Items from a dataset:
[Begin]
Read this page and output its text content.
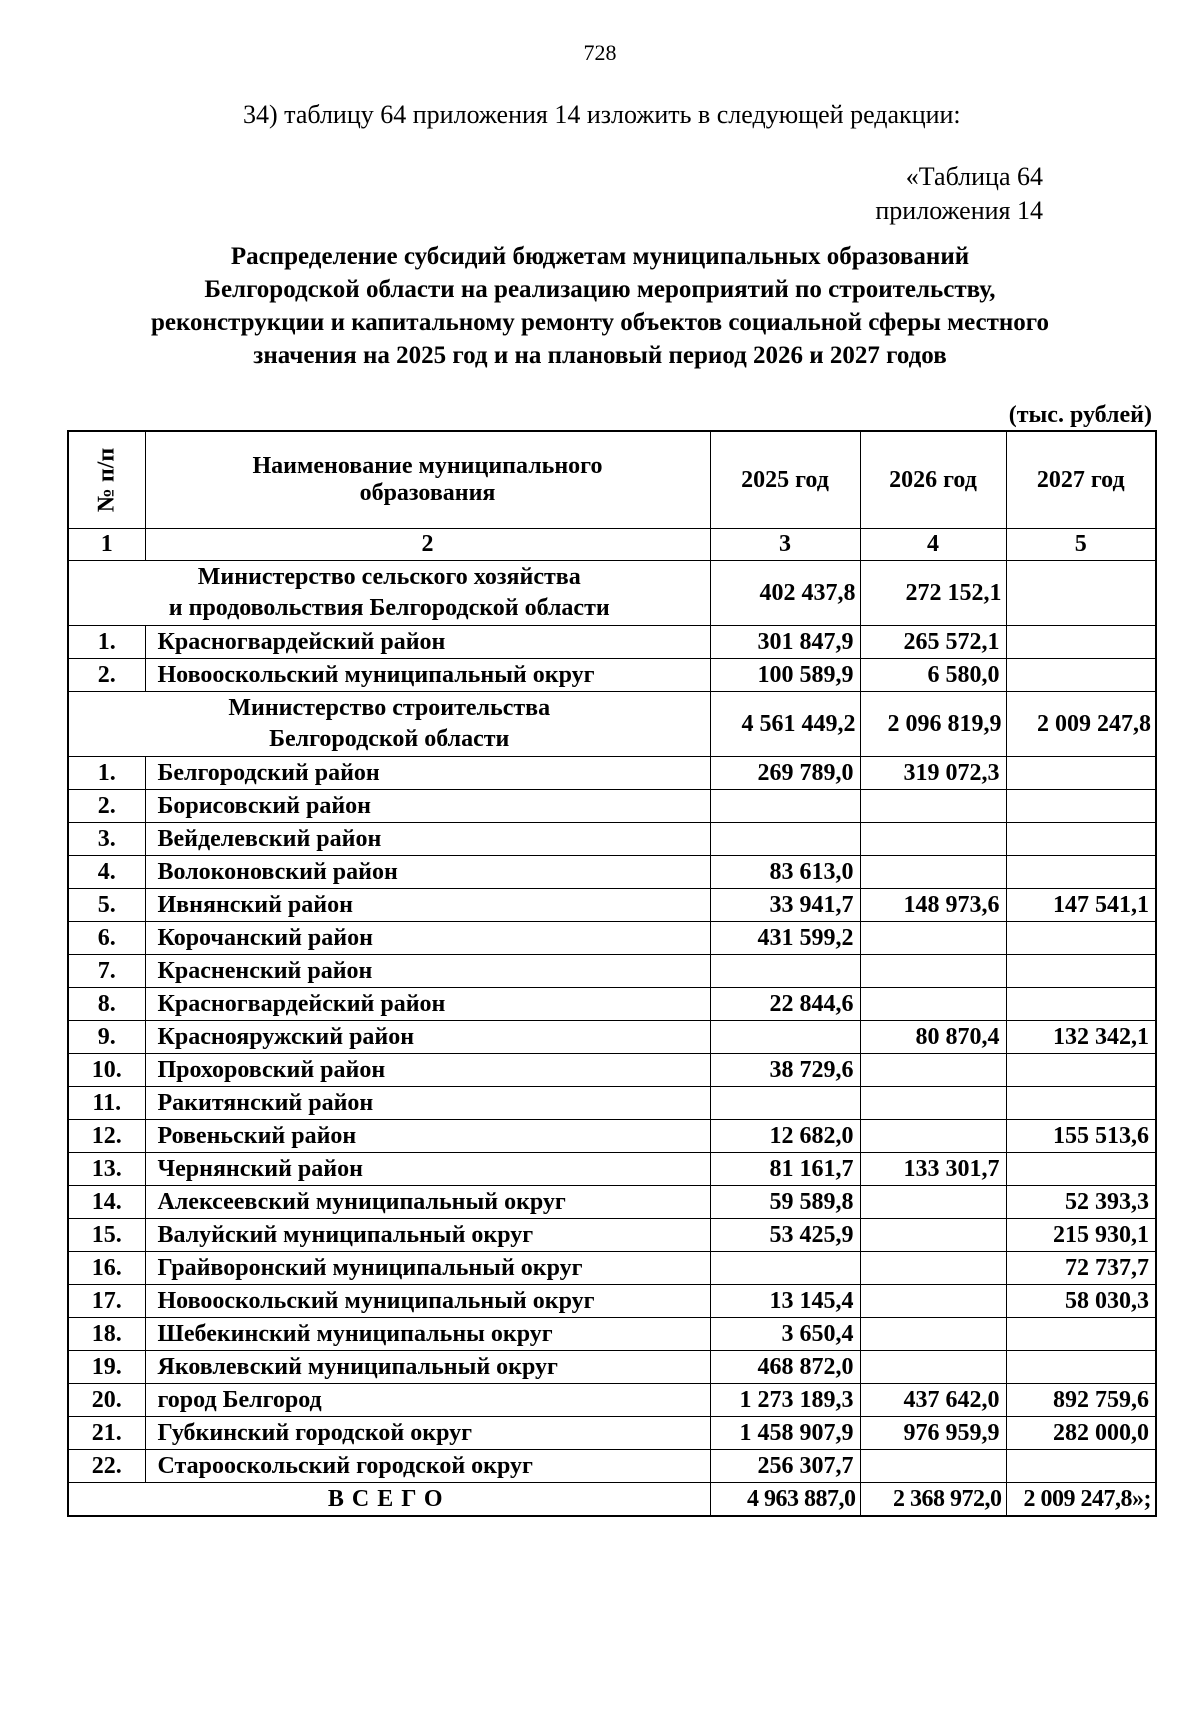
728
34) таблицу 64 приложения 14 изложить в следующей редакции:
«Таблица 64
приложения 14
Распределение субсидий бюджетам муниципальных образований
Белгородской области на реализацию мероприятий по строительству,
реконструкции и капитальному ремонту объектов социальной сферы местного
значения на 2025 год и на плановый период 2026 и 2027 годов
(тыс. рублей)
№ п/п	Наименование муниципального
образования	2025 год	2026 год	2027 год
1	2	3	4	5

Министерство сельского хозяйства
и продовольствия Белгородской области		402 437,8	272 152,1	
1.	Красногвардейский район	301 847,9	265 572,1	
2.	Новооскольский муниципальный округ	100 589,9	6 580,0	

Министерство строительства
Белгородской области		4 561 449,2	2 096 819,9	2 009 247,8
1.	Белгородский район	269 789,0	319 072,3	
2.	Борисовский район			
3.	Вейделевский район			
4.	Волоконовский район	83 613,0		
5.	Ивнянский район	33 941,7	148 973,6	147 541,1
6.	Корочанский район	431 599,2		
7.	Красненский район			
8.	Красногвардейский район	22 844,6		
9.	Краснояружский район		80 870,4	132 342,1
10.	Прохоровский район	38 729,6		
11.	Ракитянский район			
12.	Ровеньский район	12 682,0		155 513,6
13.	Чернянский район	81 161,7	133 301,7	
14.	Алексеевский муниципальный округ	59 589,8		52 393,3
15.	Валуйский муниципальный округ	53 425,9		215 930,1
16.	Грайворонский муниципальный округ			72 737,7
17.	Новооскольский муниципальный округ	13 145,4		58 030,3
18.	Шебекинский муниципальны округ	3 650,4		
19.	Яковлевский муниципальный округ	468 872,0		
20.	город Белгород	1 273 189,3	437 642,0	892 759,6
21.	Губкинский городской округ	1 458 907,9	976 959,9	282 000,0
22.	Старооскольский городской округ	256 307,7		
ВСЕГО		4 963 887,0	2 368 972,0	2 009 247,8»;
[End]
▶ [Exercise] Repeat the data exactly, without the pictures.

▶ [Written answer]
Read this page and output its text content.
728
34) таблицу 64 приложения 14 изложить в следующей редакции:
«Таблица 64
приложения 14
Распределение субсидий бюджетам муниципальных образований
Белгородской области на реализацию мероприятий по строительству,
реконструкции и капитальному ремонту объектов социальной сферы местного
значения на 2025 год и на плановый период 2026 и 2027 годов
(тыс. рублей)
№ п/п	Наименование муниципального
образования	2025 год	2026 год	2027 год
1	2	3	4	5

Министерство сельского хозяйства
и продовольствия Белгородской области		402 437,8	272 152,1	
1.	Красногвардейский район	301 847,9	265 572,1	
2.	Новооскольский муниципальный округ	100 589,9	6 580,0	

Министерство строительства
Белгородской области		4 561 449,2	2 096 819,9	2 009 247,8
1.	Белгородский район	269 789,0	319 072,3	
2.	Борисовский район			
3.	Вейделевский район			
4.	Волоконовский район	83 613,0		
5.	Ивнянский район	33 941,7	148 973,6	147 541,1
6.	Корочанский район	431 599,2		
7.	Красненский район			
8.	Красногвардейский район	22 844,6		
9.	Краснояружский район		80 870,4	132 342,1
10.	Прохоровский район	38 729,6		
11.	Ракитянский район			
12.	Ровеньский район	12 682,0		155 513,6
13.	Чернянский район	81 161,7	133 301,7	
14.	Алексеевский муниципальный округ	59 589,8		52 393,3
15.	Валуйский муниципальный округ	53 425,9		215 930,1
16.	Грайворонский муниципальный округ			72 737,7
17.	Новооскольский муниципальный округ	13 145,4		58 030,3
18.	Шебекинский муниципальны округ	3 650,4		
19.	Яковлевский муниципальный округ	468 872,0		
20.	город Белгород	1 273 189,3	437 642,0	892 759,6
21.	Губкинский городской округ	1 458 907,9	976 959,9	282 000,0
22.	Старооскольский городской округ	256 307,7		
ВСЕГО		4 963 887,0	2 368 972,0	2 009 247,8»;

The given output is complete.